--- start The records ---
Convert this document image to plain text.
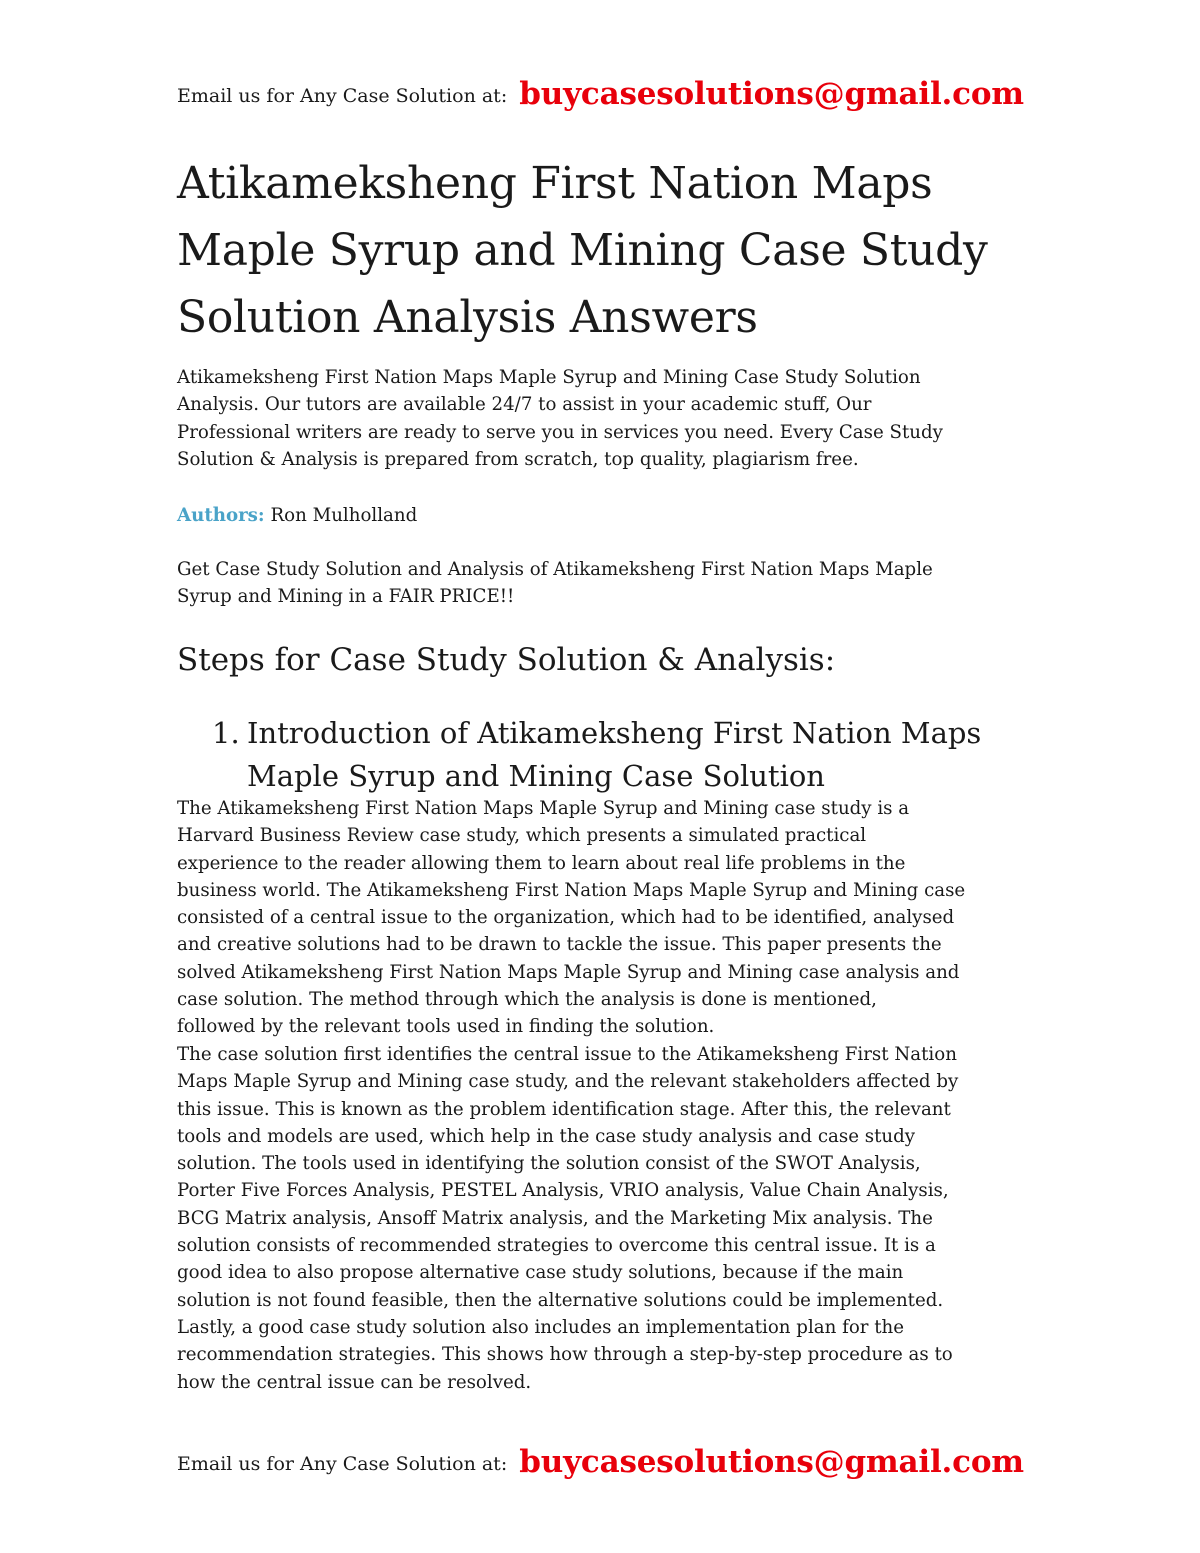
Email us for Any Case Solution at: buycasesolutions@gmail.com
Atikameksheng First Nation Maps
Maple Syrup and Mining Case Study
Solution Analysis Answers
Atikameksheng First Nation Maps Maple Syrup and Mining Case Study Solution
Analysis. Our tutors are available 24/7 to assist in your academic stuff, Our
Professional writers are ready to serve you in services you need. Every Case Study
Solution & Analysis is prepared from scratch, top quality, plagiarism free.
Authors: Ron Mulholland
Get Case Study Solution and Analysis of Atikameksheng First Nation Maps Maple
Syrup and Mining in a FAIR PRICE!!
Steps for Case Study Solution & Analysis:
1. Introduction of Atikameksheng First Nation Maps
Maple Syrup and Mining Case Solution
The Atikameksheng First Nation Maps Maple Syrup and Mining case study is a
Harvard Business Review case study, which presents a simulated practical
experience to the reader allowing them to learn about real life problems in the
business world. The Atikameksheng First Nation Maps Maple Syrup and Mining case
consisted of a central issue to the organization, which had to be identified, analysed
and creative solutions had to be drawn to tackle the issue. This paper presents the
solved Atikameksheng First Nation Maps Maple Syrup and Mining case analysis and
case solution. The method through which the analysis is done is mentioned,
followed by the relevant tools used in finding the solution.
The case solution first identifies the central issue to the Atikameksheng First Nation
Maps Maple Syrup and Mining case study, and the relevant stakeholders affected by
this issue. This is known as the problem identification stage. After this, the relevant
tools and models are used, which help in the case study analysis and case study
solution. The tools used in identifying the solution consist of the SWOT Analysis,
Porter Five Forces Analysis, PESTEL Analysis, VRIO analysis, Value Chain Analysis,
BCG Matrix analysis, Ansoff Matrix analysis, and the Marketing Mix analysis. The
solution consists of recommended strategies to overcome this central issue. It is a
good idea to also propose alternative case study solutions, because if the main
solution is not found feasible, then the alternative solutions could be implemented.
Lastly, a good case study solution also includes an implementation plan for the
recommendation strategies. This shows how through a step-by-step procedure as to
how the central issue can be resolved.
Email us for Any Case Solution at: buycasesolutions@gmail.com
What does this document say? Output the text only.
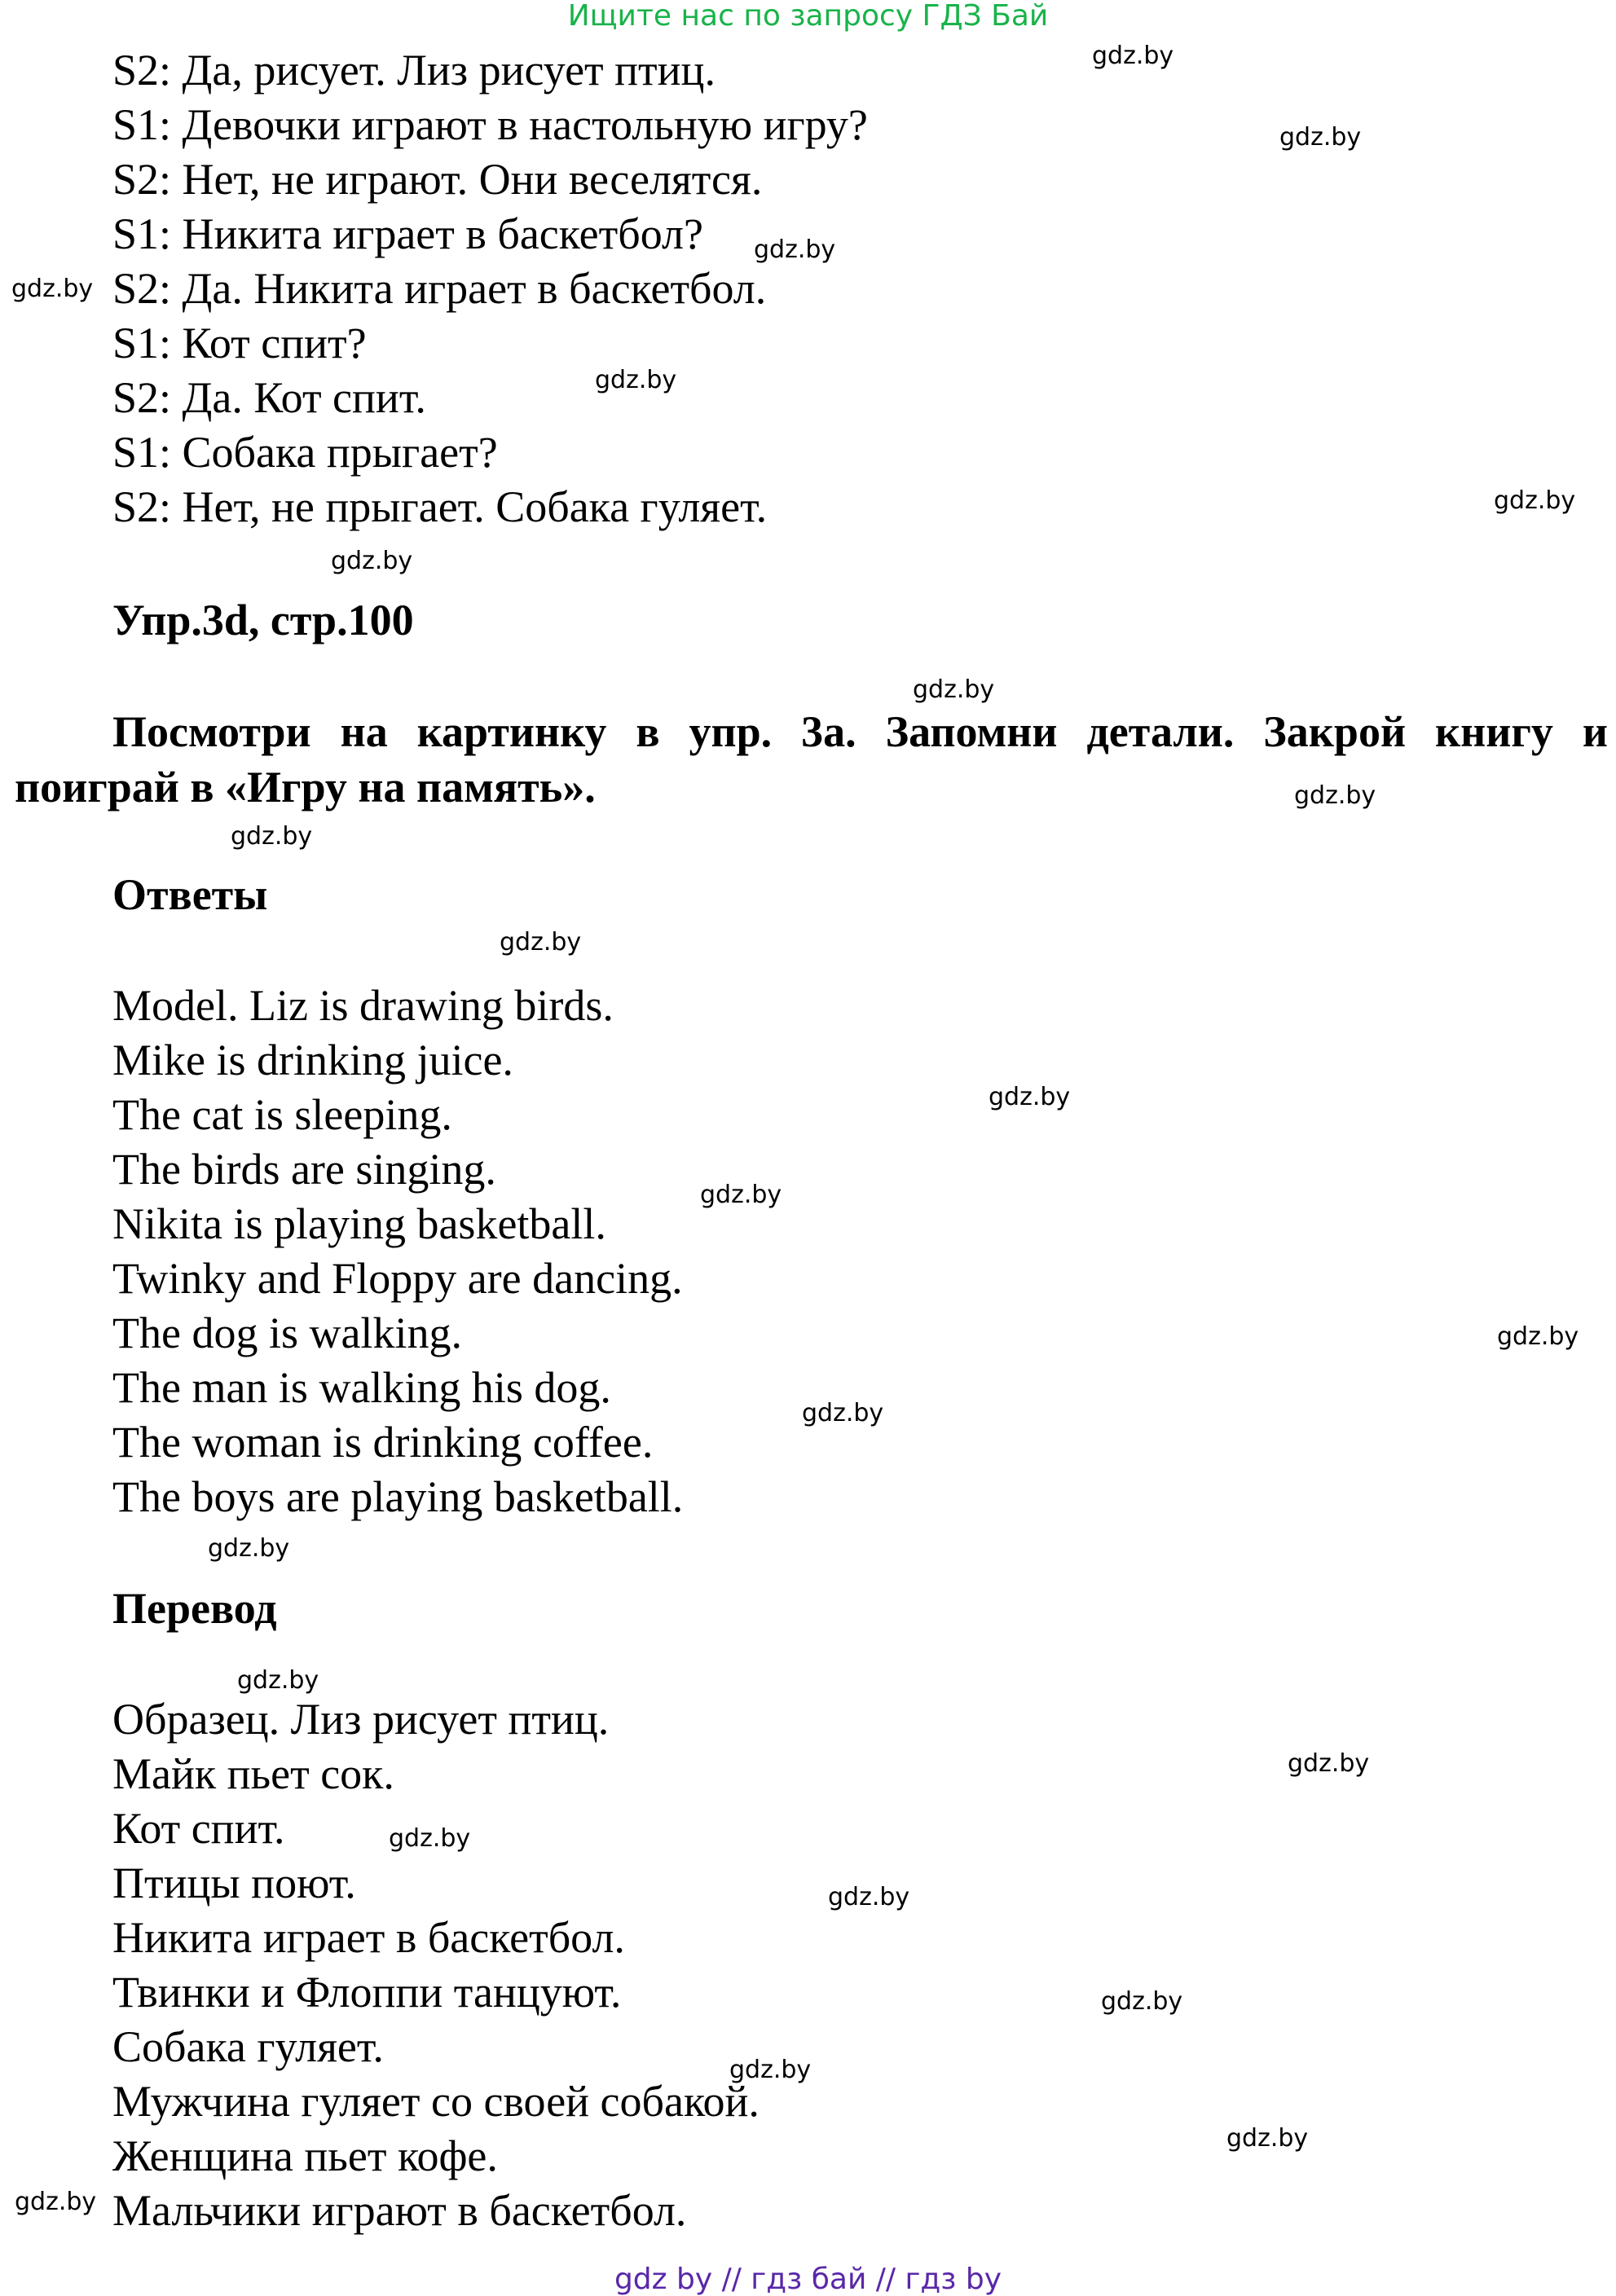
Ищите нас по запросу ГДЗ Бай
S2: Да, рисует. Лиз рисует птиц.
S1: Девочки играют в настольную игру?
S2: Нет, не играют. Они веселятся.
S1: Никита играет в баскетбол?
S2: Да. Никита играет в баскетбол.
S1: Кот спит?
S2: Да. Кот спит.
S1: Собака прыгает?
S2: Нет, не прыгает. Собака гуляет.
Упр.3d, стр.100
Посмотри на картинку в упр. 3а. Запомни детали. Закрой книгу и
поиграй в «Игру на память».
Ответы
Model. Liz is drawing birds.
Mike is drinking juice.
The cat is sleeping.
The birds are singing.
Nikita is playing basketball.
Twinky and Floppy are dancing.
The dog is walking.
The man is walking his dog.
The woman is drinking coffee.
The boys are playing basketball.
Перевод
Образец. Лиз рисует птиц.
Майк пьет сок.
Кот спит.
Птицы поют.
Никита играет в баскетбол.
Твинки и Флоппи танцуют.
Собака гуляет.
Мужчина гуляет со своей собакой.
Женщина пьет кофе.
Мальчики играют в баскетбол.
gdz.by
gdz.by
gdz.by
gdz.by
gdz.by
gdz.by
gdz.by
gdz.by
gdz.by
gdz.by
gdz.by
gdz.by
gdz.by
gdz.by
gdz.by
gdz.by
gdz.by
gdz.by
gdz.by
gdz.by
gdz.by
gdz.by
gdz.by
gdz.by
gdz by // гдз бай // гдз by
--- end The records ---
— Exercise details —
Reply with one number: the count of lines in the entries that include the word "играет".

— Result for this exercise —
3